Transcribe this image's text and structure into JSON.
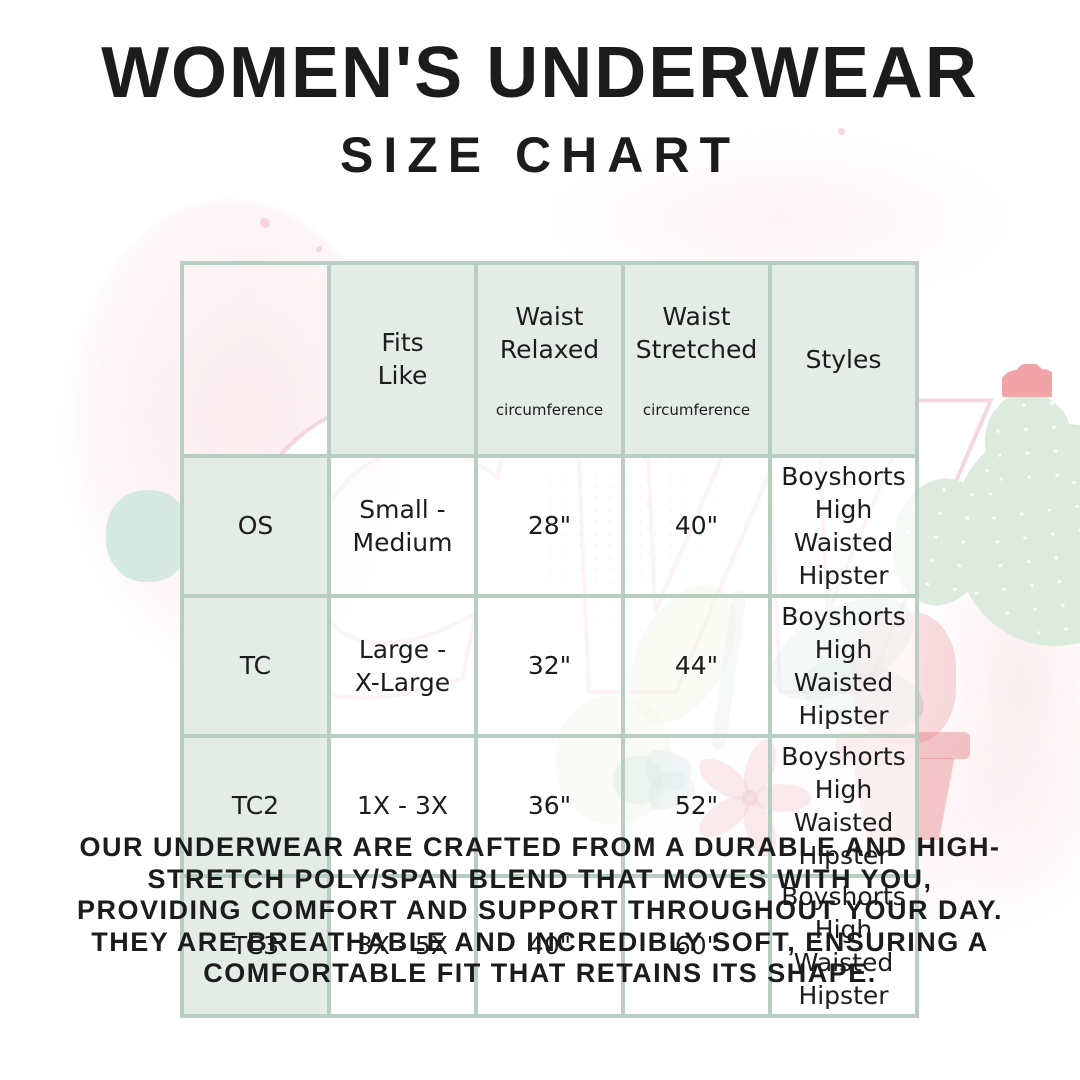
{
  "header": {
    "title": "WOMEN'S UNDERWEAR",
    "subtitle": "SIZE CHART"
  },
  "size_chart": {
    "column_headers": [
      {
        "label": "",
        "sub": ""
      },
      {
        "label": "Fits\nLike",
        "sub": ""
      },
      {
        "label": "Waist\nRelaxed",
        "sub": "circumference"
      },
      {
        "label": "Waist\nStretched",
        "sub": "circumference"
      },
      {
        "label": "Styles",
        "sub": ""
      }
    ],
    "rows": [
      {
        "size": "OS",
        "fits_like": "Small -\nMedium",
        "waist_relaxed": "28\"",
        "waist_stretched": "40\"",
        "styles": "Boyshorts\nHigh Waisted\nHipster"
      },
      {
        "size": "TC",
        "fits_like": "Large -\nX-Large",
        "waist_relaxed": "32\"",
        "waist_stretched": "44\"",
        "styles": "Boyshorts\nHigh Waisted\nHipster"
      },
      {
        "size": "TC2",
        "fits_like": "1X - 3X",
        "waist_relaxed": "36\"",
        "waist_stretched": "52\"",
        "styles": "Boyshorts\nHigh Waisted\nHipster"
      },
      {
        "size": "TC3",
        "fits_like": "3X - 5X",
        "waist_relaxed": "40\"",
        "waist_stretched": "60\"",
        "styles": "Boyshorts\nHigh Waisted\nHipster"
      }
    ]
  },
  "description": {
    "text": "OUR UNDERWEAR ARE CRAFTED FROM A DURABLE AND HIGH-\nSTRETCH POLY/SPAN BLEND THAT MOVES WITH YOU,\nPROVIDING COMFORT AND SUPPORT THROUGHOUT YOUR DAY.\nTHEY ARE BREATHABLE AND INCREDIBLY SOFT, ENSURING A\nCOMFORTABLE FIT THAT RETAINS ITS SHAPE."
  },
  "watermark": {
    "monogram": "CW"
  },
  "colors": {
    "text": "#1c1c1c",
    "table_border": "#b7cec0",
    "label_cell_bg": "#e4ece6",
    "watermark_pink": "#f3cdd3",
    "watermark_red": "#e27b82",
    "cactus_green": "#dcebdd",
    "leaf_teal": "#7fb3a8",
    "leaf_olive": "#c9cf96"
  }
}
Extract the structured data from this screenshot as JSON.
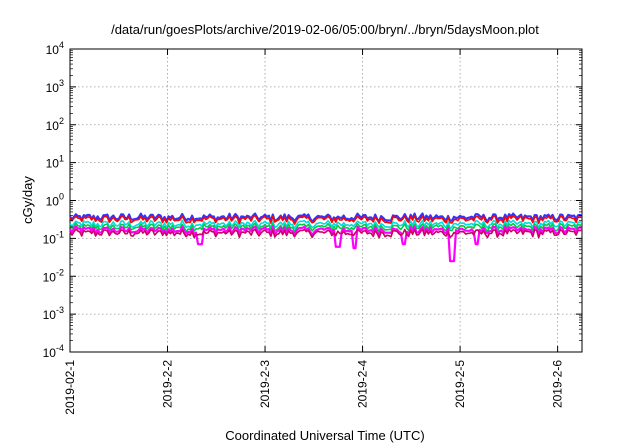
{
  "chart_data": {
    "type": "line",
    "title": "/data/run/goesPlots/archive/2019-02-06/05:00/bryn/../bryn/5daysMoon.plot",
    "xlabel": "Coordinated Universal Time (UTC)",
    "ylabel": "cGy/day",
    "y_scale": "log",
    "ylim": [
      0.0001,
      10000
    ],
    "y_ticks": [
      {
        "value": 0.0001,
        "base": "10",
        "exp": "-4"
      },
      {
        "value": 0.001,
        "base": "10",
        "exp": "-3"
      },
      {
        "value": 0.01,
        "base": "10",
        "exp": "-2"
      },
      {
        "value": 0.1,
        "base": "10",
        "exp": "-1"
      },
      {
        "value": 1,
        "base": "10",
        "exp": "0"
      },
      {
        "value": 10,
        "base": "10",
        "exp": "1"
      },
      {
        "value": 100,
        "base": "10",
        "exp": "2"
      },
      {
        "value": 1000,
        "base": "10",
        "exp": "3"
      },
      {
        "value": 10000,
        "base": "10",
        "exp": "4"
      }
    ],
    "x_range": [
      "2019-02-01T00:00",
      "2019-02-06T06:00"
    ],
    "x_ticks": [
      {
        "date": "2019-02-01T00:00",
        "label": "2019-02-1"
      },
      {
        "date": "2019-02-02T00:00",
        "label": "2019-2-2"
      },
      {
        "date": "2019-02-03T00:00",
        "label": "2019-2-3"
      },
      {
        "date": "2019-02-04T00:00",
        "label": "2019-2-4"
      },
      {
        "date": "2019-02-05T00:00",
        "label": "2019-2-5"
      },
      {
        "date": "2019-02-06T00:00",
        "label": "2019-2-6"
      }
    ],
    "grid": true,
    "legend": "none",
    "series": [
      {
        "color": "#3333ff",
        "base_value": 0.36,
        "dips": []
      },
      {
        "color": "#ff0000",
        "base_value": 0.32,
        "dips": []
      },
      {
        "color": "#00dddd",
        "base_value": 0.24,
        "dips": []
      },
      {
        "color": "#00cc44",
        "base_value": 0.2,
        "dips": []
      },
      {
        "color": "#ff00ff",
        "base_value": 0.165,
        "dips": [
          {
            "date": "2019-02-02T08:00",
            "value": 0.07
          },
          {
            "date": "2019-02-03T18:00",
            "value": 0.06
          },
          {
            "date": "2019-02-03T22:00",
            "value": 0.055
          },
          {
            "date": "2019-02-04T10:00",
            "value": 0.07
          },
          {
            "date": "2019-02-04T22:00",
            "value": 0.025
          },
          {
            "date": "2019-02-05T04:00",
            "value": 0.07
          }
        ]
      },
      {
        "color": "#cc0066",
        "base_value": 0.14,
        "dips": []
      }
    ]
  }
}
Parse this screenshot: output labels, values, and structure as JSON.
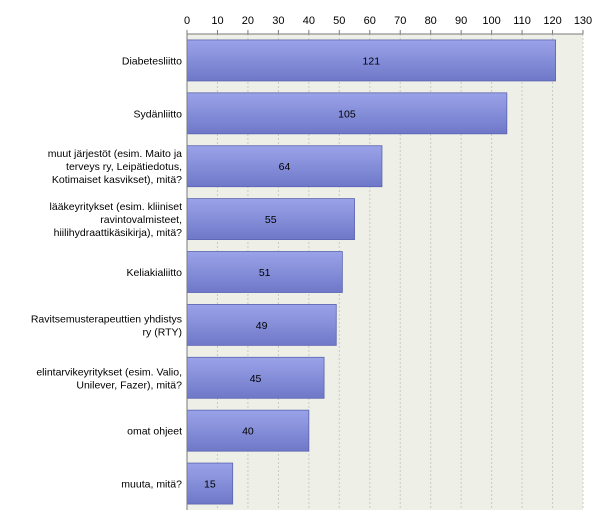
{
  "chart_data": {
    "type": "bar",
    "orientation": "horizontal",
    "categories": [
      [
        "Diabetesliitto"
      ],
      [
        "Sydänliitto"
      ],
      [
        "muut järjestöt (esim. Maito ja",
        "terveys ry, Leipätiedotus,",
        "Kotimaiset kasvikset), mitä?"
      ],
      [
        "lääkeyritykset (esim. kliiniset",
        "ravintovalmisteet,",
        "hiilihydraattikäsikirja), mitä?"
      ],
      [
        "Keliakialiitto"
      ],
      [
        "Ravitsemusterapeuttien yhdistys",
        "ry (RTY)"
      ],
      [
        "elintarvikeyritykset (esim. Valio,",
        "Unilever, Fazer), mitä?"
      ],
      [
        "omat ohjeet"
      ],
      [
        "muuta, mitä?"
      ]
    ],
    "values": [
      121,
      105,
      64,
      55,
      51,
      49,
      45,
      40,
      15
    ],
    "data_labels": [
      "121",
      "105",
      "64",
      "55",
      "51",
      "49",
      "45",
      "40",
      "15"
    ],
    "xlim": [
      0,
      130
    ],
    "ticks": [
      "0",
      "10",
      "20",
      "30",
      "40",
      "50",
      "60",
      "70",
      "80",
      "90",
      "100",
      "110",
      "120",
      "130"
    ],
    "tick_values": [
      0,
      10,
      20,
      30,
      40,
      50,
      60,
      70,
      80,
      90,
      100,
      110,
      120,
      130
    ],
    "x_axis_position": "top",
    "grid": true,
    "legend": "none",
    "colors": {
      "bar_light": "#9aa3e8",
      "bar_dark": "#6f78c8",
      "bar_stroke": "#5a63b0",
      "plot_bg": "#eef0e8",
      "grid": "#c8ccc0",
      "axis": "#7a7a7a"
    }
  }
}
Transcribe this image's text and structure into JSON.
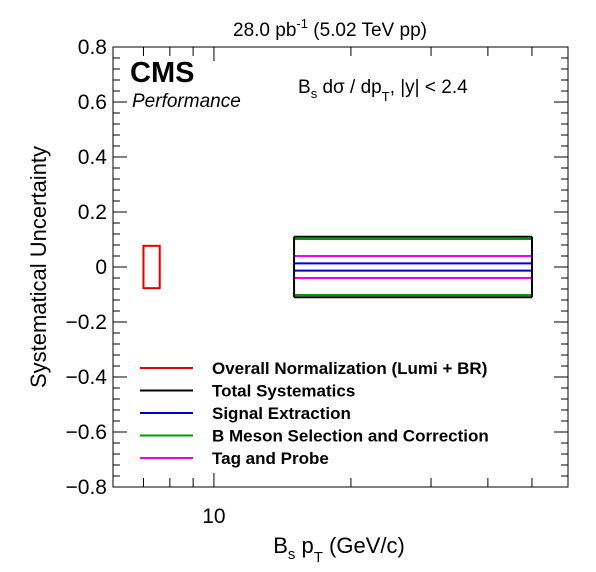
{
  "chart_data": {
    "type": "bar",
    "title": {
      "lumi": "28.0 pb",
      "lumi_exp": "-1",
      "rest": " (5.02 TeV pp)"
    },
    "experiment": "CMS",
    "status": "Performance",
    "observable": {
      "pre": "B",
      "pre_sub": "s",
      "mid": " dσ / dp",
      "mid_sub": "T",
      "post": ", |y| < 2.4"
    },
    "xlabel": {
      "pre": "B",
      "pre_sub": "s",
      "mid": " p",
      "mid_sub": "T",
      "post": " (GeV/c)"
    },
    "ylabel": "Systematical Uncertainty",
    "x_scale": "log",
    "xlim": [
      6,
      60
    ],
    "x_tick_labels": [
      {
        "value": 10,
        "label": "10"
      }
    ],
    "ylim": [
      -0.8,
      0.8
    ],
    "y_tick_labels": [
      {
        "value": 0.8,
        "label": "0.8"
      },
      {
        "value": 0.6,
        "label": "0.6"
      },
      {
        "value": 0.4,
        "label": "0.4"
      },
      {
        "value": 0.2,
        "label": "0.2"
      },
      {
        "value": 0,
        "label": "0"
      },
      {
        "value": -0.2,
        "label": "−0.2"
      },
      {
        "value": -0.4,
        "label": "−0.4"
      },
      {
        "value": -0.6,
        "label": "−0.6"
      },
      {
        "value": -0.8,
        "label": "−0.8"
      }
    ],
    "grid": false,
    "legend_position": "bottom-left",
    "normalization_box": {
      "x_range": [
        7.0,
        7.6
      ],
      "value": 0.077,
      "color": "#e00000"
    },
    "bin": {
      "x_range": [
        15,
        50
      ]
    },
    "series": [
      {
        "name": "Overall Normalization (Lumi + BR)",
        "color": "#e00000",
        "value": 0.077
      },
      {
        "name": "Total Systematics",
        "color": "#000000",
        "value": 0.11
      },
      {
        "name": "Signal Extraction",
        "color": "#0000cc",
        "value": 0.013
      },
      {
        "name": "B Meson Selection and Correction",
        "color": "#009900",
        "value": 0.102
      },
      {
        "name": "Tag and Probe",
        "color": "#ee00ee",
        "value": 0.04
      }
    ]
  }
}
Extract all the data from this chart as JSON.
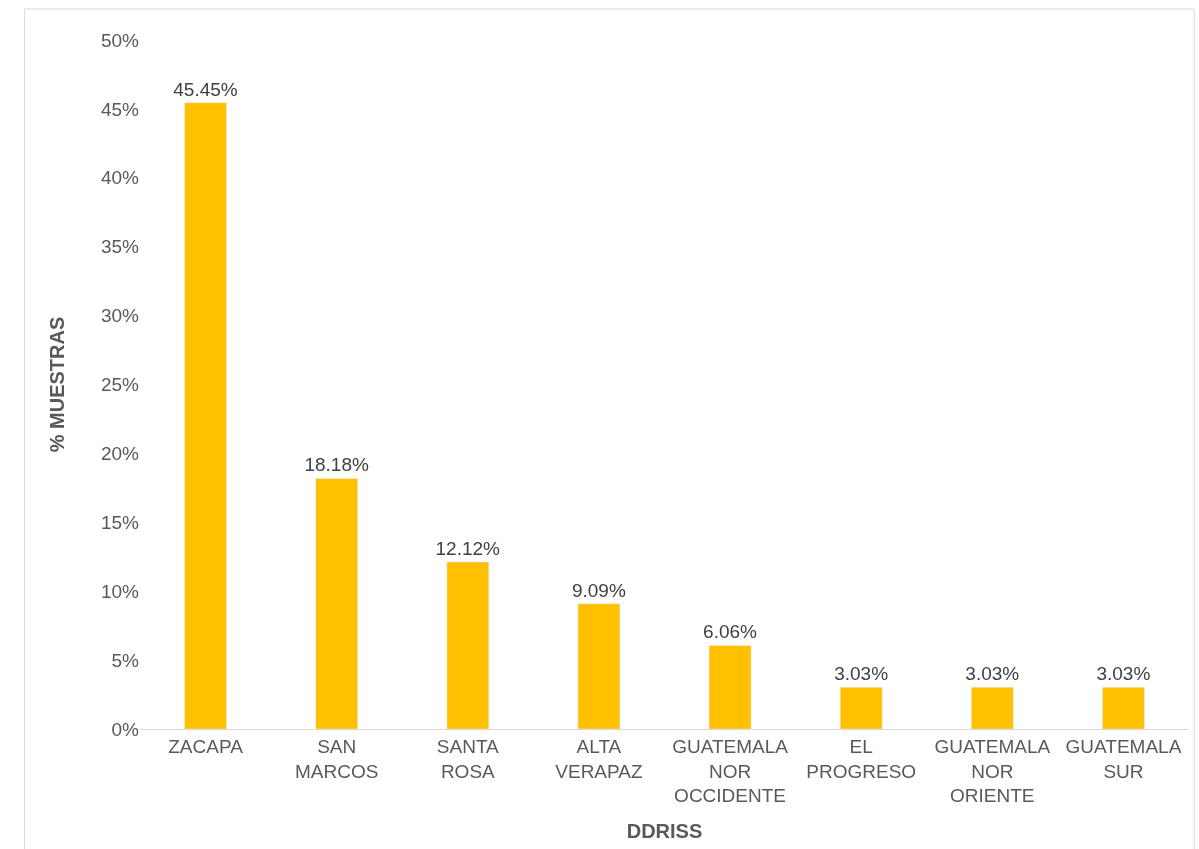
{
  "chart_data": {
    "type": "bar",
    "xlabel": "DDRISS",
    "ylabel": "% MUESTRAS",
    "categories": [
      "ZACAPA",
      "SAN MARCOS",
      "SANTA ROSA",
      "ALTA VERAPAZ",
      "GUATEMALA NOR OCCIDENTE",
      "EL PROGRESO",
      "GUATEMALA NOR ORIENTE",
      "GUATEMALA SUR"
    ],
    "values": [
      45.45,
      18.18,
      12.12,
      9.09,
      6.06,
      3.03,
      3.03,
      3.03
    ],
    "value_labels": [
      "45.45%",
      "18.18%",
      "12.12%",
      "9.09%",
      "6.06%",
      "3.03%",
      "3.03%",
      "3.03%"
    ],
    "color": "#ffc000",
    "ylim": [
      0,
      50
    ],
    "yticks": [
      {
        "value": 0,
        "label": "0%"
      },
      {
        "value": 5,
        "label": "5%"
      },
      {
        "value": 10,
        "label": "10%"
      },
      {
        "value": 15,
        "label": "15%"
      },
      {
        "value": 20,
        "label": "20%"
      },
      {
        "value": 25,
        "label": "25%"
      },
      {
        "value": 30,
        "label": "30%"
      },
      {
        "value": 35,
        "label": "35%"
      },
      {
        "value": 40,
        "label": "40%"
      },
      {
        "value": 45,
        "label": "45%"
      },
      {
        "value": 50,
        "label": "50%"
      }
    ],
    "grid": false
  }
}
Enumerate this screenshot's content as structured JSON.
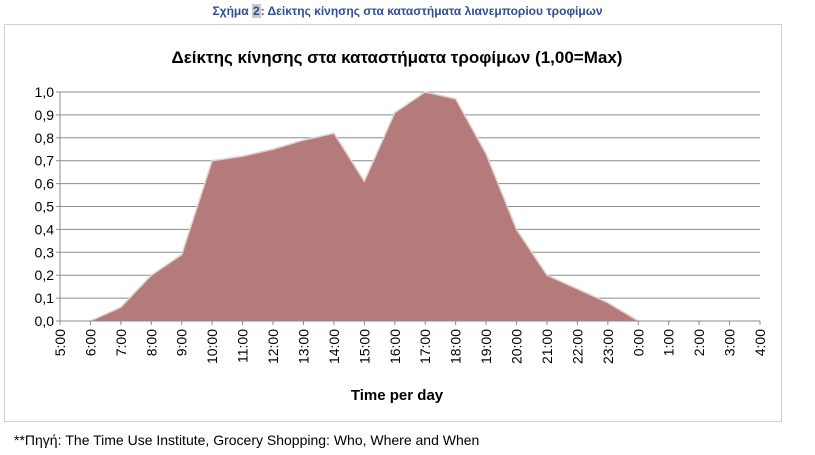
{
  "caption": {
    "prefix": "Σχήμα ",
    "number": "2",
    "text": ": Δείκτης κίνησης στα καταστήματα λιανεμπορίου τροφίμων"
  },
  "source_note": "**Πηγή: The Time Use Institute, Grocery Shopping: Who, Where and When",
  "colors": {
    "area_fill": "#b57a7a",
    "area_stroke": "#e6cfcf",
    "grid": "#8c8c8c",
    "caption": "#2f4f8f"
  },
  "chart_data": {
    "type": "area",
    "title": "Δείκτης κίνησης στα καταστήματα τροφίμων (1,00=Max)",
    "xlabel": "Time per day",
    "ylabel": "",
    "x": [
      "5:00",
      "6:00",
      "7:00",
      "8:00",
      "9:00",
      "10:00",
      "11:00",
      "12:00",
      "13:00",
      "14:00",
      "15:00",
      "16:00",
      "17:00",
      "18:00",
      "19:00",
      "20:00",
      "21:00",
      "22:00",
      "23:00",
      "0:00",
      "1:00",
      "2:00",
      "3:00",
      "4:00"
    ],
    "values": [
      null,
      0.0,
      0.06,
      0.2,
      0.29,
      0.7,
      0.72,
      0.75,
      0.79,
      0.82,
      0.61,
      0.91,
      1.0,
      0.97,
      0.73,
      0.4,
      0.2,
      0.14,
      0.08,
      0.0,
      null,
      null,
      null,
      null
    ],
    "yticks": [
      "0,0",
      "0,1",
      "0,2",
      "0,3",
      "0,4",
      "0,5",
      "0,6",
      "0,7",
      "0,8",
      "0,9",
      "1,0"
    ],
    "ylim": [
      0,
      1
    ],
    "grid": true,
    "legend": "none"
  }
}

_Task statement_
Pictures excluded, copy exactly the lines running from the one with "Enumerate this screenshot's" through the last line of the material.

_Expected answer_
Enumerate this screenshot's content as structured JSON.
{
  "caption": {
    "prefix": "Σχήμα ",
    "number": "2",
    "text": ": Δείκτης κίνησης στα καταστήματα λιανεμπορίου τροφίμων"
  },
  "source_note": "**Πηγή: The Time Use Institute, Grocery Shopping: Who, Where and When",
  "colors": {
    "area_fill": "#b57a7a",
    "area_stroke": "#e6cfcf",
    "grid": "#8c8c8c",
    "caption": "#2f4f8f"
  },
  "chart_data": {
    "type": "area",
    "title": "Δείκτης κίνησης στα καταστήματα τροφίμων (1,00=Max)",
    "xlabel": "Time per day",
    "ylabel": "",
    "x": [
      "5:00",
      "6:00",
      "7:00",
      "8:00",
      "9:00",
      "10:00",
      "11:00",
      "12:00",
      "13:00",
      "14:00",
      "15:00",
      "16:00",
      "17:00",
      "18:00",
      "19:00",
      "20:00",
      "21:00",
      "22:00",
      "23:00",
      "0:00",
      "1:00",
      "2:00",
      "3:00",
      "4:00"
    ],
    "values": [
      null,
      0.0,
      0.06,
      0.2,
      0.29,
      0.7,
      0.72,
      0.75,
      0.79,
      0.82,
      0.61,
      0.91,
      1.0,
      0.97,
      0.73,
      0.4,
      0.2,
      0.14,
      0.08,
      0.0,
      null,
      null,
      null,
      null
    ],
    "yticks": [
      "0,0",
      "0,1",
      "0,2",
      "0,3",
      "0,4",
      "0,5",
      "0,6",
      "0,7",
      "0,8",
      "0,9",
      "1,0"
    ],
    "ylim": [
      0,
      1
    ],
    "grid": true,
    "legend": "none"
  }
}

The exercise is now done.